▸ **STATED EXERCISE A**
Answer these from the passage below on children's movement in galleries:
(i) Abi's paper inspired the group to consider children's movement as what?
(ii) Which two kinds of doors were compared when thresholds came up?
(iii) Last month, what had the group seen the gallery as connected to?

▸ **TEXT PASSAGE**
--- Begin ---

You walk through a door into a gallery. You cross over a threshold. You have taken a step from outdoors to indoors where you are shielded from weather and pedestrians. The air is different, the temperature swells, the acoustics change. These are not just the atmospheric changes of moving indoors but are made by the walls of the gallery; the thickness of the stone, the height of the tiled ceiling, the weight of the polished wooden door. These walls were built when children were seen and not heard, and libraries were places of silence. These values still whisper in the walls and work upon you in the same way that a church invites reverence.
What happens when you walk into a gallery? This question seemed to weave itself through our discussions last week. We gathered around the studio table to experiment with children’s movement within a gallery, share examples of nursery visits – holding the little books filled with photos and parent’s descriptions – and played with some specific plans for the new space.
Last month, we had looked outwards, seeing the gallery as connected to the people, place and world that surrounds it. This month, we found ourselves focusing inside the walls of the gallery: the meaning of tiny moments in the gallery space, the heavy doors of the entrance hall and the feeling of entering a gallery building.
Messing about…
Abi’s paper inspired us to consider children’s movement as active communication and learning. We discussed how descriptions of ‘good’ engagement or productive learning, consider movement as a risk where moving is dialogically opposed to learning. It is so often heard from parents and practitioners alike:
‘If only we can slow them down.’
We shared thoughts on how sometimes, movement is tolerated, perhaps even seen as a useful precursor to some ‘proper’ learning, but static engagement is always considered as better and movement is quickly dismissed as ‘messing about.’ But paying attention to the movement of children, as they carry tools from place to place or return repeatedly to the same spot, tells us significant things. And when taken seriously, patterns begin to appear in each new visit. Movement can be exploration and communication. It can be meaningful and purposeful.
Thresholds and desire lines
How many times have you been in a space with a toddler who derives absolute joy and pleasure from running repeatedly out of the door? And how much anticipation and excitement can there be from sneaking closer to the sensors of an automatic door? Thresholds popped up repeatedly in this discussion comparing the differences of heavy wooden doors and swishing glass ones. We talked about how we feel entering a gallery and the different reactions of parents, children and staff as they walked through the gallery door. In some cases, the building had almost a hushing effect, as if there were Victorian values seeping through the walls.

--- End ---

▸ **STATED EXERCISE B**
In the records below, print the stretch from the line containing "testis-upper [121,420,149,448]" through the line containing "vitellaria-right [160,254,170,414]", both included, with each line reproduced verbatim.

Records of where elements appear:
--- Begin ---

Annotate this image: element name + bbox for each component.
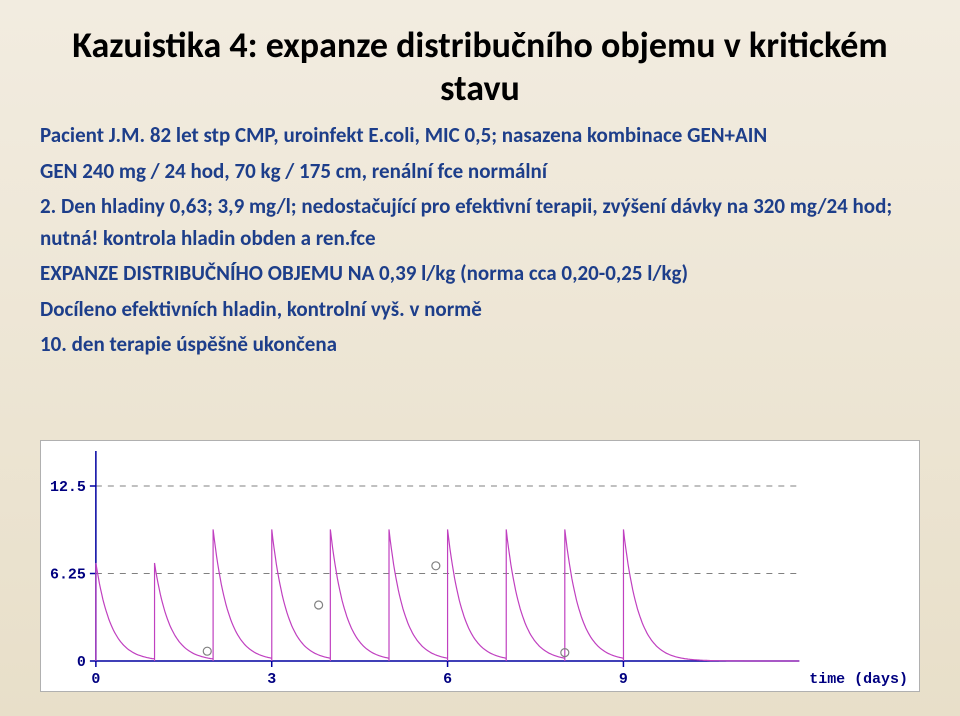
body-line: GEN 240 mg / 24 hod, 70 kg / 175 cm, ren… bbox=[40, 156, 920, 188]
svg-text:0: 0 bbox=[91, 672, 100, 688]
svg-text:6.25: 6.25 bbox=[50, 567, 86, 583]
svg-text:12.5: 12.5 bbox=[50, 480, 86, 496]
slide-title: Kazuistika 4: expanze distribučního obje… bbox=[40, 24, 920, 110]
svg-text:3: 3 bbox=[267, 672, 276, 688]
body-line: 10. den terapie úspěšně ukončena bbox=[40, 329, 920, 361]
body-line: EXPANZE DISTRIBUČNÍHO OBJEMU NA 0,39 l/k… bbox=[40, 258, 920, 290]
svg-text:9: 9 bbox=[619, 672, 628, 688]
body-line: Docíleno efektivních hladin, kontrolní v… bbox=[40, 294, 920, 326]
body-line: Pacient J.M. 82 let stp CMP, uroinfekt E… bbox=[40, 120, 920, 152]
svg-text:6: 6 bbox=[443, 672, 452, 688]
svg-text:0: 0 bbox=[77, 655, 86, 671]
svg-text:time (days): time (days) bbox=[809, 672, 908, 688]
body-line: 2. Den hladiny 0,63; 3,9 mg/l; nedostaču… bbox=[40, 191, 920, 254]
pk-chart: 0 3 6 9 time (days) 0 6.25 12.5 bbox=[40, 440, 920, 692]
body-text: Pacient J.M. 82 let stp CMP, uroinfekt E… bbox=[40, 120, 920, 361]
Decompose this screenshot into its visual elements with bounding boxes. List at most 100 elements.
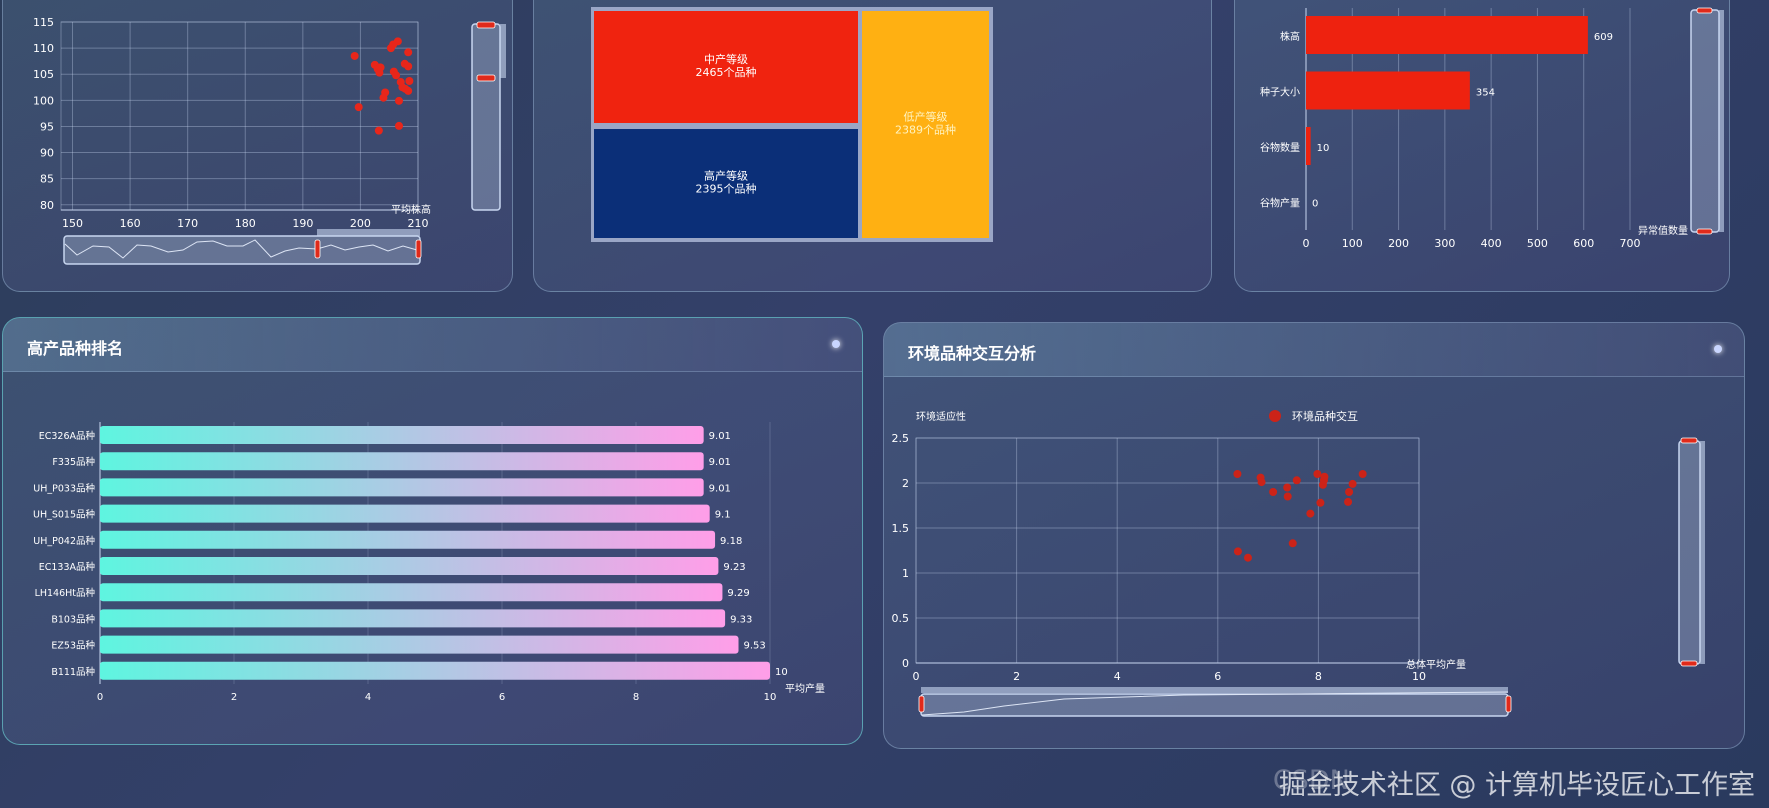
- bar: [100, 609, 726, 628]
- bar: [100, 452, 704, 471]
- bar: [100, 557, 719, 575]
- value-label: 9.01: [709, 457, 731, 468]
- category-label: EZ53品种: [51, 640, 95, 652]
- x-tick-label: 180: [235, 217, 256, 230]
- x-tick-label: 0: [1303, 237, 1310, 250]
- value-label: 9.23: [723, 562, 745, 573]
- bar: [100, 635, 739, 654]
- x-tick-label: 160: [120, 217, 141, 230]
- env-interaction-panel: 环境品种交互分析 0 2 4 6 8 10 0 0.5 1 1.5 2 2.5 环境适应性 环境品种交互总…: [883, 322, 1745, 749]
- y-tick-label: 0: [902, 657, 909, 670]
- plot-area: [915, 437, 1420, 664]
- slider-range-bar: [317, 229, 420, 236]
- x-tick-label: 170: [177, 217, 198, 230]
- slider-handle[interactable]: [1696, 7, 1713, 14]
- y-tick-label: 85: [40, 173, 54, 186]
- y-datazoom-slider[interactable]: [471, 23, 501, 211]
- treemap-cell-name: 低产等级: [904, 110, 948, 124]
- y-tick-label: 2: [902, 477, 909, 490]
- panel-title: 高产品种排名: [27, 339, 124, 358]
- bar: [100, 530, 716, 549]
- x-datazoom-slider[interactable]: [63, 235, 421, 265]
- y-datazoom-slider[interactable]: [1678, 440, 1701, 665]
- x-tick-label: 200: [1388, 237, 1409, 250]
- treemap-cell-value: 2389个品种: [895, 123, 956, 137]
- slider-handle[interactable]: [1680, 437, 1698, 444]
- scatter-point: [1233, 470, 1242, 478]
- x-tick-label: 200: [350, 217, 371, 230]
- category-label: UH_P033品种: [33, 482, 95, 494]
- category-label: 谷物数量: [1260, 141, 1300, 154]
- x-tick-label: 4: [1114, 670, 1121, 683]
- scatter-point: [1243, 553, 1252, 562]
- treemap-cell-value: 2465个品种: [696, 65, 757, 79]
- category-label: 谷物产量: [1260, 196, 1300, 209]
- bar: [1306, 127, 1311, 165]
- slider-handle[interactable]: [1680, 660, 1698, 667]
- value-label: 609: [1594, 32, 1613, 43]
- category-label: EC133A品种: [39, 561, 95, 573]
- x-axis-name: 平均株高: [391, 203, 431, 216]
- bar: [100, 661, 770, 680]
- slider-handle[interactable]: [1505, 695, 1512, 713]
- y-axis-name: 环境适应性: [916, 410, 966, 423]
- scatter-point: [350, 51, 359, 60]
- x-axis-name: 异常值数量: [1638, 224, 1688, 237]
- category-label: 种子大小: [1260, 85, 1300, 98]
- scatter-point: [1348, 479, 1357, 488]
- category-label: LH146Ht品种: [35, 587, 95, 599]
- x-tick-label: 10: [1412, 670, 1426, 683]
- value-label: 9.18: [720, 536, 742, 547]
- slider-handle[interactable]: [476, 74, 496, 82]
- y-tick-label: 0.5: [892, 612, 910, 625]
- scatter-point: [1345, 488, 1354, 496]
- x-tick-label: 300: [1434, 237, 1455, 250]
- x-tick-label: 10: [764, 692, 777, 703]
- value-label: 10: [1317, 143, 1330, 154]
- x-axis-name: 总体平均产量: [1406, 658, 1466, 671]
- y-tick-label: 100: [33, 94, 54, 107]
- slider-handle[interactable]: [415, 239, 422, 259]
- x-tick-label: 6: [499, 692, 505, 703]
- slider-handle[interactable]: [476, 21, 496, 29]
- slider-range-bar: [921, 687, 1508, 693]
- slider-handle[interactable]: [1696, 228, 1713, 235]
- watermark-text: 掘金技术社区 @ 计算机毕设匠心工作室: [1278, 770, 1755, 801]
- top-yield-panel: 高产品种排名 0 2 4 6 8 10 EC326A品种 9.01 F335品种 9.01 UH_P…: [2, 317, 863, 745]
- scatter-point: [1316, 498, 1325, 507]
- x-tick-label: 8: [1315, 670, 1322, 683]
- legend-label[interactable]: 环境品种交互: [1292, 409, 1358, 423]
- scatter-point: [1306, 509, 1315, 518]
- slider-handle[interactable]: [314, 239, 321, 259]
- height-yield-panel: 150 160 170 180 190 200 210 80 85 90 95 100 105 110 11…: [2, 0, 513, 292]
- x-tick-label: 700: [1620, 237, 1641, 250]
- legend-marker[interactable]: [1269, 410, 1281, 422]
- scatter-point: [1233, 547, 1242, 556]
- slider-preview-line: [64, 239, 418, 259]
- slider-handle[interactable]: [918, 695, 925, 713]
- bar: [100, 583, 723, 602]
- y-datazoom-slider[interactable]: [1690, 9, 1720, 233]
- scatter-point: [394, 121, 403, 130]
- scatter-point: [401, 84, 410, 93]
- x-tick-label: 210: [408, 217, 429, 230]
- treemap-cell-name: 高产等级: [704, 169, 748, 183]
- scatter-point: [405, 77, 414, 86]
- category-label: B111品种: [51, 666, 95, 678]
- value-label: 354: [1476, 87, 1495, 98]
- scatter-point: [394, 96, 403, 105]
- value-label: 9.33: [730, 614, 752, 625]
- panel-title: 环境品种交互分析: [908, 344, 1037, 363]
- value-label: 0: [1312, 198, 1318, 209]
- category-label: 株高: [1280, 30, 1300, 43]
- y-tick-label: 105: [33, 68, 54, 81]
- x-tick-label: 100: [1342, 237, 1363, 250]
- height-yield-scatter-chart: 150 160 170 180 190 200 210 80 85 90 95 100 105 110 11…: [33, 16, 506, 265]
- slider-preview-line: [921, 691, 1509, 716]
- scatter-point: [1313, 470, 1322, 478]
- x-tick-label: 8: [633, 692, 639, 703]
- scatter-point: [376, 63, 385, 72]
- x-tick-label: 6: [1214, 670, 1221, 683]
- bar: [100, 478, 704, 497]
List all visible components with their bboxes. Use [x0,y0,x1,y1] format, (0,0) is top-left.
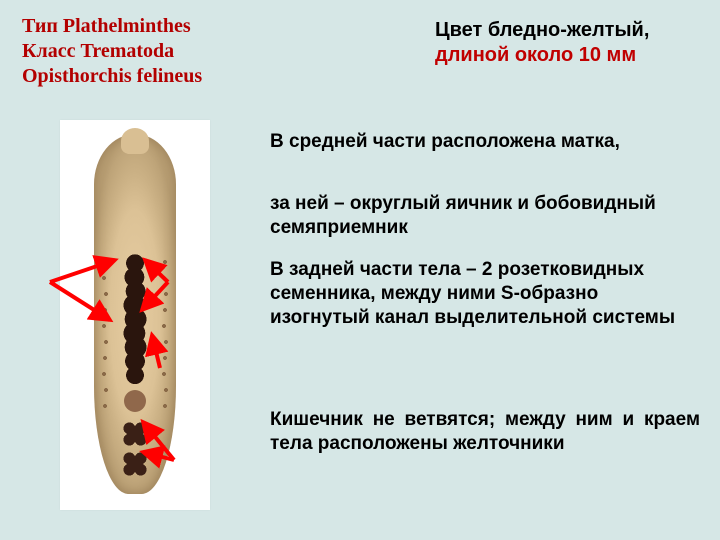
testis-upper [121,420,149,448]
size-text: длиной около 10 мм [435,44,636,66]
paragraph-ovary: за ней – округлый яичник и бобовидный се… [270,192,690,240]
ovary [124,390,146,412]
taxonomy-line-1: Тип Plathelminthes [22,14,202,39]
vitellaria-right [160,254,170,414]
slide: Тип Plathelminthes Класс Trematoda Opist… [0,0,720,540]
organism-body [94,134,176,494]
taxonomy-line-2: Класс Trematoda [22,39,202,64]
color-size-heading: Цвет бледно-желтый, длиной около 10 мм [435,18,695,68]
taxonomy-heading: Тип Plathelminthes Класс Trematoda Opist… [22,14,202,89]
testis-lower [121,450,149,478]
paragraph-testes: В задней части тела – 2 розетковидных се… [270,258,700,329]
color-text: Цвет бледно-желтый, [435,19,649,41]
paragraph-intestine: Кишечник не ветвятся; между ним и краем … [270,408,700,456]
paragraph-uterus: В средней части расположена матка, [270,130,690,154]
taxonomy-line-3: Opisthorchis felineus [22,64,202,89]
uterus-mass [120,252,150,392]
vitellaria-left [100,254,110,414]
specimen-image [60,120,210,510]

--- End ---

▸ **TASK SOLUTION A**
(i) Active communication and learning.
(ii) Heavy wooden doors and swishing glass ones.
(iii) The people, place and world that surrounds it.

▸ **TASK SOLUTION B**
testis-upper [121,420,149,448]
size-text: длиной около 10 мм [435,44,636,66]
paragraph-ovary: за ней – округлый яичник и бобовидный се… [270,192,690,240]
ovary [124,390,146,412]
taxonomy-line-1: Тип Plathelminthes [22,14,202,39]
vitellaria-right [160,254,170,414]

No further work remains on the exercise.